THE PROBLEM:
Output all the data exactly. Pictures do not belong in the copy.

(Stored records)
"""

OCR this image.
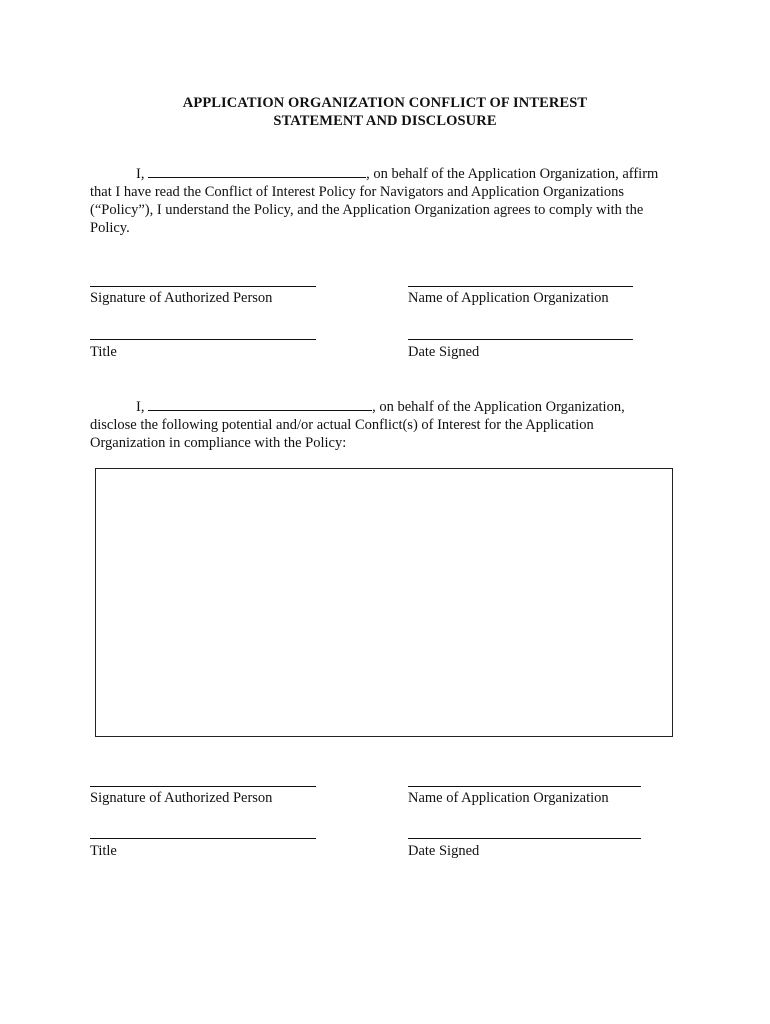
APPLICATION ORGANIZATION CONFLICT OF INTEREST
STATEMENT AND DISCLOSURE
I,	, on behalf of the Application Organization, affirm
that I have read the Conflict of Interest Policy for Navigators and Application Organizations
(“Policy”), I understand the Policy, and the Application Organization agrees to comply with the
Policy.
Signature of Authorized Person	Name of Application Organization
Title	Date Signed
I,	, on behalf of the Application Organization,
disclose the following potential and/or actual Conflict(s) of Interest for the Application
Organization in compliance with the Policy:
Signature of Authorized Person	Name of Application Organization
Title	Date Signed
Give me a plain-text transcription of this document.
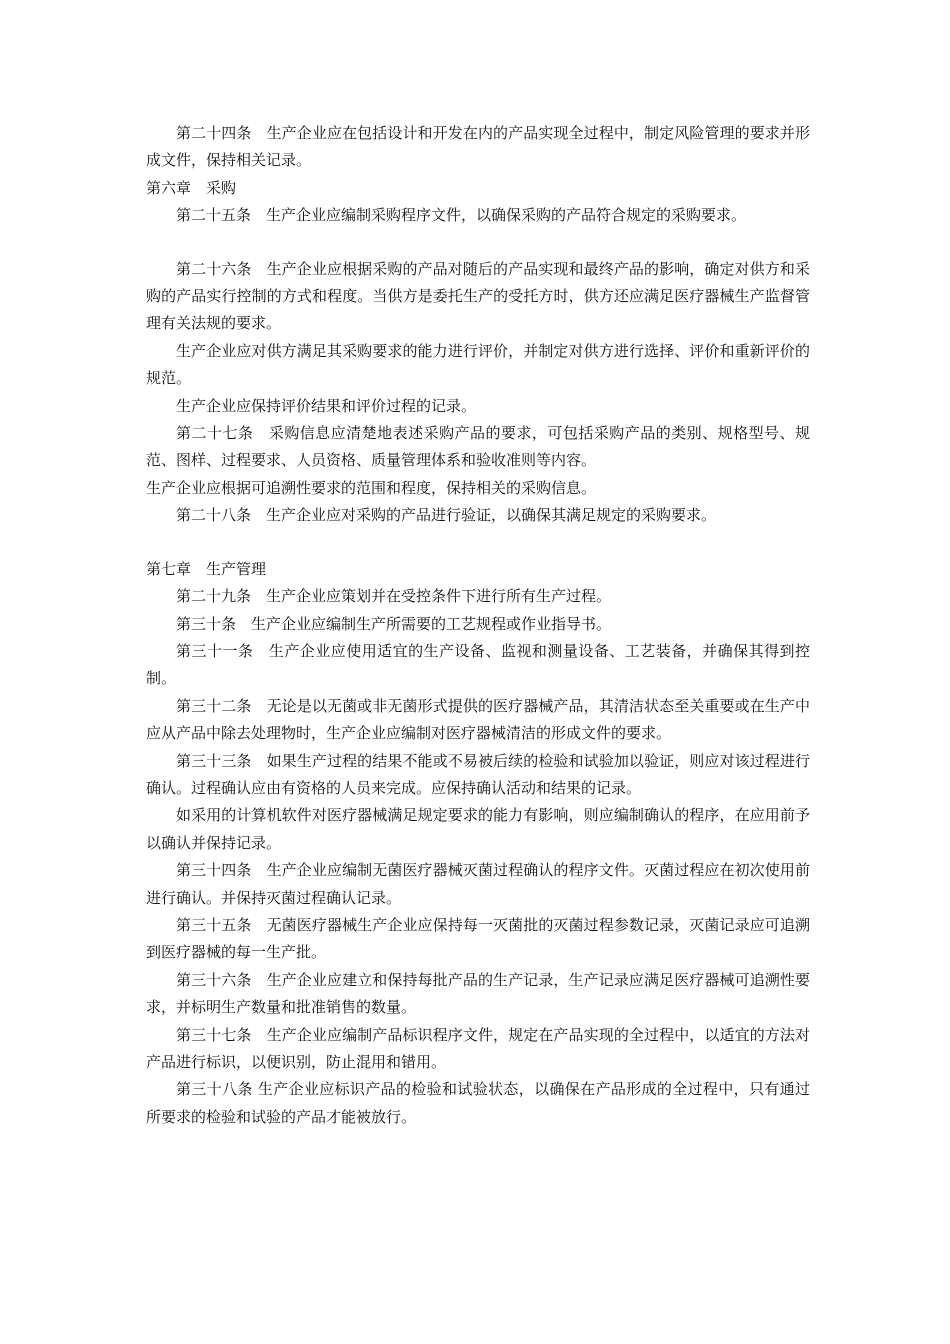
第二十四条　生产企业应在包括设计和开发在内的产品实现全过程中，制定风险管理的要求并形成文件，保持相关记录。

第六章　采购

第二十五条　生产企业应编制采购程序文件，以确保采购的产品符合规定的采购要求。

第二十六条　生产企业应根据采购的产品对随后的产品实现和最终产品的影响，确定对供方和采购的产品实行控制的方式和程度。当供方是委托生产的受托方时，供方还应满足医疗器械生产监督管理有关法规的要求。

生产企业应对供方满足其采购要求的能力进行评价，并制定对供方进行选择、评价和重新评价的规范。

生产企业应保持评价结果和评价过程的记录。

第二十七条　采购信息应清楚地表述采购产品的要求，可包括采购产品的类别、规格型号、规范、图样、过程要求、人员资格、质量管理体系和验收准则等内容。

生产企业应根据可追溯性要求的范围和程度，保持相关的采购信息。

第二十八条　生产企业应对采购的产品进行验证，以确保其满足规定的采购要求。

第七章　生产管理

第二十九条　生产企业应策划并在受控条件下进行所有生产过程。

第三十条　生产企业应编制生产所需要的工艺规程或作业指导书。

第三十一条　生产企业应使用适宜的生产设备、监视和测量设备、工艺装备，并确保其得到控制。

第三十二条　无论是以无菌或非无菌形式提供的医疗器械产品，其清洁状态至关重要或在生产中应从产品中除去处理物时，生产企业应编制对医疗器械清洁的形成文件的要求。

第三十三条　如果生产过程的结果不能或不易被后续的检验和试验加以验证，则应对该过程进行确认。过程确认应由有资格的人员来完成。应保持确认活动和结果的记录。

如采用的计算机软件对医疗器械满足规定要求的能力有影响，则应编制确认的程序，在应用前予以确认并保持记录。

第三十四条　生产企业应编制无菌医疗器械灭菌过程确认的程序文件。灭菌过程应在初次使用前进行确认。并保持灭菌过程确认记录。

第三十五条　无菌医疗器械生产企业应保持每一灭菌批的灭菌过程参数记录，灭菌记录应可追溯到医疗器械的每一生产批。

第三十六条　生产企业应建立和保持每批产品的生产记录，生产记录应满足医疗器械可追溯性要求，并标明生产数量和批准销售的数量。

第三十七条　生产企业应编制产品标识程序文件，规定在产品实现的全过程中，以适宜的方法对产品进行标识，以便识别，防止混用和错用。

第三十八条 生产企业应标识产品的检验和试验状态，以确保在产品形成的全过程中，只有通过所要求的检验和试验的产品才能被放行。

"""

SOLUTION TO THIS PROBLEM:
OCR this image.
APPLICATION ORGANIZATION CONFLICT OF INTEREST
STATEMENT AND DISCLOSURE
I,	, on behalf of the Application Organization, affirm
that I have read the Conflict of Interest Policy for Navigators and Application Organizations
(“Policy”), I understand the Policy, and the Application Organization agrees to comply with the
Policy.
Signature of Authorized Person	Name of Application Organization
Title	Date Signed
I,	, on behalf of the Application Organization,
disclose the following potential and/or actual Conflict(s) of Interest for the Application
Organization in compliance with the Policy:
Signature of Authorized Person	Name of Application Organization
Title	Date Signed
Give me a plain-text transcription of this document.
第二十四条　生产企业应在包括设计和开发在内的产品实现全过程中，制定风险管理的要求并形成文件，保持相关记录。

第六章　采购

第二十五条　生产企业应编制采购程序文件，以确保采购的产品符合规定的采购要求。

第二十六条　生产企业应根据采购的产品对随后的产品实现和最终产品的影响，确定对供方和采购的产品实行控制的方式和程度。当供方是委托生产的受托方时，供方还应满足医疗器械生产监督管理有关法规的要求。

生产企业应对供方满足其采购要求的能力进行评价，并制定对供方进行选择、评价和重新评价的规范。

生产企业应保持评价结果和评价过程的记录。

第二十七条　采购信息应清楚地表述采购产品的要求，可包括采购产品的类别、规格型号、规范、图样、过程要求、人员资格、质量管理体系和验收准则等内容。

生产企业应根据可追溯性要求的范围和程度，保持相关的采购信息。

第二十八条　生产企业应对采购的产品进行验证，以确保其满足规定的采购要求。

第七章　生产管理

第二十九条　生产企业应策划并在受控条件下进行所有生产过程。

第三十条　生产企业应编制生产所需要的工艺规程或作业指导书。

第三十一条　生产企业应使用适宜的生产设备、监视和测量设备、工艺装备，并确保其得到控制。

第三十二条　无论是以无菌或非无菌形式提供的医疗器械产品，其清洁状态至关重要或在生产中应从产品中除去处理物时，生产企业应编制对医疗器械清洁的形成文件的要求。

第三十三条　如果生产过程的结果不能或不易被后续的检验和试验加以验证，则应对该过程进行确认。过程确认应由有资格的人员来完成。应保持确认活动和结果的记录。

如采用的计算机软件对医疗器械满足规定要求的能力有影响，则应编制确认的程序，在应用前予以确认并保持记录。

第三十四条　生产企业应编制无菌医疗器械灭菌过程确认的程序文件。灭菌过程应在初次使用前进行确认。并保持灭菌过程确认记录。

第三十五条　无菌医疗器械生产企业应保持每一灭菌批的灭菌过程参数记录，灭菌记录应可追溯到医疗器械的每一生产批。

第三十六条　生产企业应建立和保持每批产品的生产记录，生产记录应满足医疗器械可追溯性要求，并标明生产数量和批准销售的数量。

第三十七条　生产企业应编制产品标识程序文件，规定在产品实现的全过程中，以适宜的方法对产品进行标识，以便识别，防止混用和错用。

第三十八条 生产企业应标识产品的检验和试验状态，以确保在产品形成的全过程中，只有通过所要求的检验和试验的产品才能被放行。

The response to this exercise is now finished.